*Exercise details*: Please transcribe the data that follows without the pictures, keeping every word the same.

>> Begin Records provided

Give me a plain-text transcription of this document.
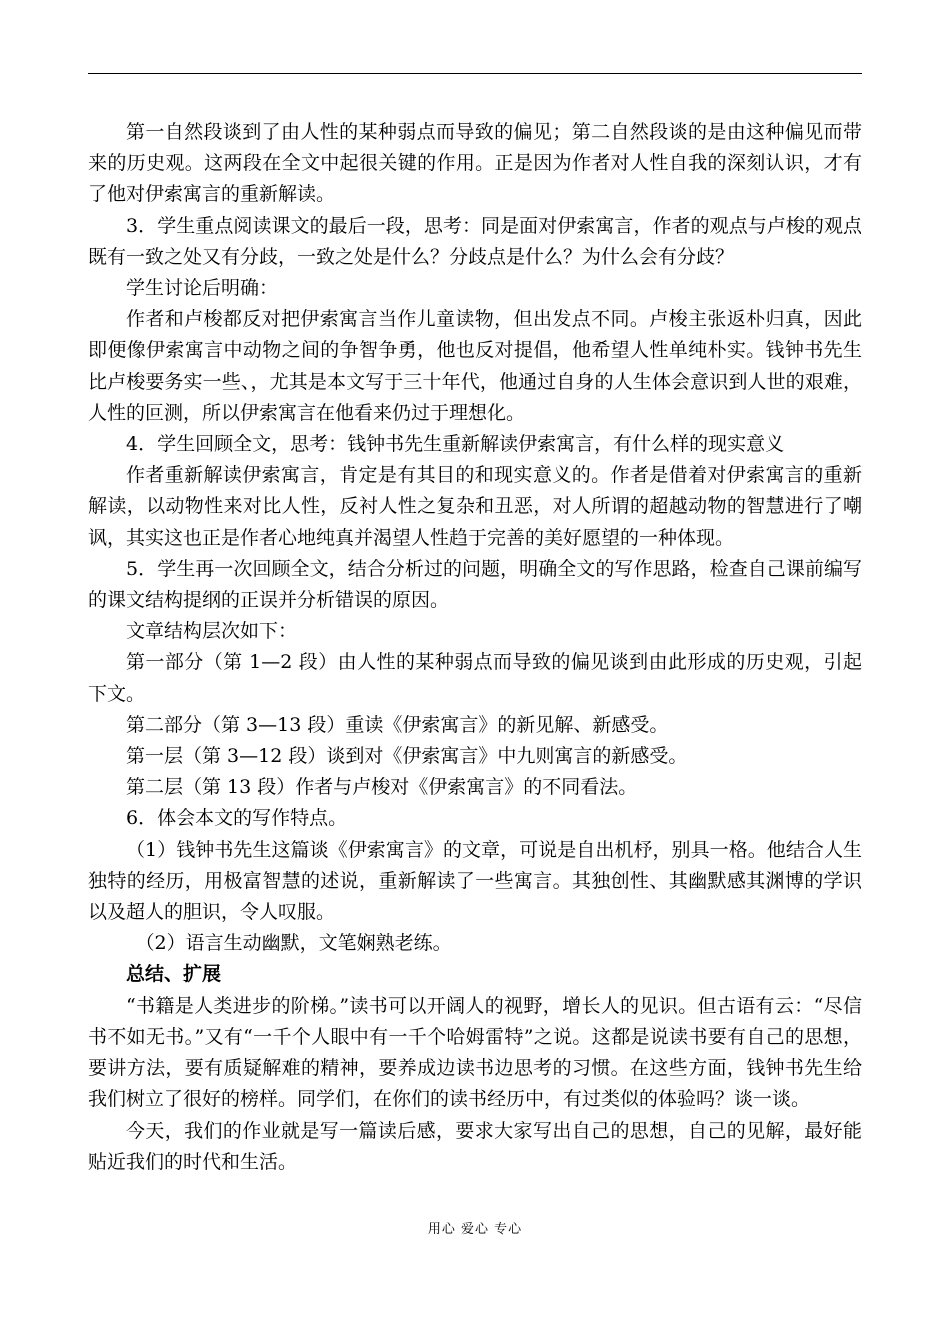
第一自然段谈到了由人性的某种弱点而导致的偏见；第二自然段谈的是由这种偏见而带来的历史观。这两段在全文中起很关键的作用。正是因为作者对人性自我的深刻认识，才有了他对伊索寓言的重新解读。

3．学生重点阅读课文的最后一段，思考：同是面对伊索寓言，作者的观点与卢梭的观点既有一致之处又有分歧，一致之处是什么？分歧点是什么？为什么会有分歧？

学生讨论后明确：

作者和卢梭都反对把伊索寓言当作儿童读物，但出发点不同。卢梭主张返朴归真，因此即便像伊索寓言中动物之间的争智争勇，他也反对提倡，他希望人性单纯朴实。钱钟书先生比卢梭要务实一些、，尤其是本文写于三十年代，他通过自身的人生体会意识到人世的艰难，人性的叵测，所以伊索寓言在他看来仍过于理想化。

4．学生回顾全文，思考：钱钟书先生重新解读伊索寓言，有什么样的现实意义

作者重新解读伊索寓言，肯定是有其目的和现实意义的。作者是借着对伊索寓言的重新解读，以动物性来对比人性，反衬人性之复杂和丑恶，对人所谓的超越动物的智慧进行了嘲讽，其实这也正是作者心地纯真并渴望人性趋于完善的美好愿望的一种体现。

5．学生再一次回顾全文，结合分析过的问题，明确全文的写作思路，检查自己课前编写的课文结构提纲的正误并分析错误的原因。

文章结构层次如下：

第一部分（第 1—2 段）由人性的某种弱点而导致的偏见谈到由此形成的历史观，引起下文。

第二部分（第 3—13 段）重读《伊索寓言》的新见解、新感受。

第一层（第 3—12 段）谈到对《伊索寓言》中九则寓言的新感受。

第二层（第 13 段）作者与卢梭对《伊索寓言》的不同看法。

6．体会本文的写作特点。

（1）钱钟书先生这篇谈《伊索寓言》的文章，可说是自出机杼，别具一格。他结合人生独特的经历，用极富智慧的述说，重新解读了一些寓言。其独创性、其幽默感其渊博的学识以及超人的胆识，令人叹服。

（2）语言生动幽默，文笔娴熟老练。

总结、扩展

“书籍是人类进步的阶梯。”读书可以开阔人的视野，增长人的见识。但古语有云：“尽信书不如无书。”又有“一千个人眼中有一千个哈姆雷特”之说。这都是说读书要有自己的思想，要讲方法，要有质疑解难的精神，要养成边读书边思考的习惯。在这些方面，钱钟书先生给我们树立了很好的榜样。同学们，在你们的读书经历中，有过类似的体验吗？谈一谈。

今天，我们的作业就是写一篇读后感，要求大家写出自己的思想，自己的见解，最好能贴近我们的时代和生活。

用心 爱心 专心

>> End Records provided

*Solution to this problem*:
Give me a plain-text transcription of this document.
第一自然段谈到了由人性的某种弱点而导致的偏见；第二自然段谈的是由这种偏见而带来的历史观。这两段在全文中起很关键的作用。正是因为作者对人性自我的深刻认识，才有了他对伊索寓言的重新解读。

3．学生重点阅读课文的最后一段，思考：同是面对伊索寓言，作者的观点与卢梭的观点既有一致之处又有分歧，一致之处是什么？分歧点是什么？为什么会有分歧？

学生讨论后明确：

作者和卢梭都反对把伊索寓言当作儿童读物，但出发点不同。卢梭主张返朴归真，因此即便像伊索寓言中动物之间的争智争勇，他也反对提倡，他希望人性单纯朴实。钱钟书先生比卢梭要务实一些、，尤其是本文写于三十年代，他通过自身的人生体会意识到人世的艰难，人性的叵测，所以伊索寓言在他看来仍过于理想化。

4．学生回顾全文，思考：钱钟书先生重新解读伊索寓言，有什么样的现实意义

作者重新解读伊索寓言，肯定是有其目的和现实意义的。作者是借着对伊索寓言的重新解读，以动物性来对比人性，反衬人性之复杂和丑恶，对人所谓的超越动物的智慧进行了嘲讽，其实这也正是作者心地纯真并渴望人性趋于完善的美好愿望的一种体现。

5．学生再一次回顾全文，结合分析过的问题，明确全文的写作思路，检查自己课前编写的课文结构提纲的正误并分析错误的原因。

文章结构层次如下：

第一部分（第 1—2 段）由人性的某种弱点而导致的偏见谈到由此形成的历史观，引起下文。

第二部分（第 3—13 段）重读《伊索寓言》的新见解、新感受。

第一层（第 3—12 段）谈到对《伊索寓言》中九则寓言的新感受。

第二层（第 13 段）作者与卢梭对《伊索寓言》的不同看法。

6．体会本文的写作特点。

（1）钱钟书先生这篇谈《伊索寓言》的文章，可说是自出机杼，别具一格。他结合人生独特的经历，用极富智慧的述说，重新解读了一些寓言。其独创性、其幽默感其渊博的学识以及超人的胆识，令人叹服。

（2）语言生动幽默，文笔娴熟老练。

总结、扩展

“书籍是人类进步的阶梯。”读书可以开阔人的视野，增长人的见识。但古语有云：“尽信书不如无书。”又有“一千个人眼中有一千个哈姆雷特”之说。这都是说读书要有自己的思想，要讲方法，要有质疑解难的精神，要养成边读书边思考的习惯。在这些方面，钱钟书先生给我们树立了很好的榜样。同学们，在你们的读书经历中，有过类似的体验吗？谈一谈。

今天，我们的作业就是写一篇读后感，要求大家写出自己的思想，自己的见解，最好能贴近我们的时代和生活。

用心 爱心 专心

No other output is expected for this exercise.